**Description of the task**
Repeat every line below exactly as it reads.

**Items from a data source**
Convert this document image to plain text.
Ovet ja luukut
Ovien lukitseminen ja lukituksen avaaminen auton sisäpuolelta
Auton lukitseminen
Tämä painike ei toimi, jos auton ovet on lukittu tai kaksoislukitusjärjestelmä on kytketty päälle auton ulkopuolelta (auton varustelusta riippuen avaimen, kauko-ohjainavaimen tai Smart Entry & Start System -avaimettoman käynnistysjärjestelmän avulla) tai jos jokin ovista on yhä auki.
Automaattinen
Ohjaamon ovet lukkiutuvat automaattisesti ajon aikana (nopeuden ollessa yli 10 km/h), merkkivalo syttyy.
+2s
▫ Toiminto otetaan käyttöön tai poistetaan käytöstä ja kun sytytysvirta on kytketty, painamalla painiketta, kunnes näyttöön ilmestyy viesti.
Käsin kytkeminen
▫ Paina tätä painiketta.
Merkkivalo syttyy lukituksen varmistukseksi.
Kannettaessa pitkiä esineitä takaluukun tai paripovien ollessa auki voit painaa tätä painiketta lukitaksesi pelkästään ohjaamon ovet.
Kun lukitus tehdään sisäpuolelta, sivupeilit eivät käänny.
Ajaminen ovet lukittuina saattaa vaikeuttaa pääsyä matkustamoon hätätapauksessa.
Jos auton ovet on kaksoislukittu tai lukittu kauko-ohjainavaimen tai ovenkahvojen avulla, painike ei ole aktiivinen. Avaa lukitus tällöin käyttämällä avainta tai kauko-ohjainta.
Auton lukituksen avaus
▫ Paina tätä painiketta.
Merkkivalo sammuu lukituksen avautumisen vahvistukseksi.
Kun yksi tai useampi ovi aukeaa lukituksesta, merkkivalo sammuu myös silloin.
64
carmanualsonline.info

**Task response**
Convert this document image to plain text.
Ovet ja luukut
Ovien lukitseminen ja lukituksen avaaminen auton sisäpuolelta
Auton lukitseminen
Tämä painike ei toimi, jos auton ovet on lukittu tai kaksoislukitusjärjestelmä on kytketty päälle auton ulkopuolelta (auton varustelusta riippuen avaimen, kauko-ohjainavaimen tai Smart Entry & Start System -avaimettoman käynnistysjärjestelmän avulla) tai jos jokin ovista on yhä auki.
Automaattinen
Ohjaamon ovet lukkiutuvat automaattisesti ajon aikana (nopeuden ollessa yli 10 km/h), merkkivalo syttyy.
+2s
▫ Toiminto otetaan käyttöön tai poistetaan käytöstä ja kun sytytysvirta on kytketty, painamalla painiketta, kunnes näyttöön ilmestyy viesti.
Käsin kytkeminen
▫ Paina tätä painiketta.
Merkkivalo syttyy lukituksen varmistukseksi.
Kannettaessa pitkiä esineitä takaluukun tai paripovien ollessa auki voit painaa tätä painiketta lukitaksesi pelkästään ohjaamon ovet.
Kun lukitus tehdään sisäpuolelta, sivupeilit eivät käänny.
Ajaminen ovet lukittuina saattaa vaikeuttaa pääsyä matkustamoon hätätapauksessa.
Jos auton ovet on kaksoislukittu tai lukittu kauko-ohjainavaimen tai ovenkahvojen avulla, painike ei ole aktiivinen. Avaa lukitus tällöin käyttämällä avainta tai kauko-ohjainta.
Auton lukituksen avaus
▫ Paina tätä painiketta.
Merkkivalo sammuu lukituksen avautumisen vahvistukseksi.
Kun yksi tai useampi ovi aukeaa lukituksesta, merkkivalo sammuu myös silloin.
64
carmanualsonline.info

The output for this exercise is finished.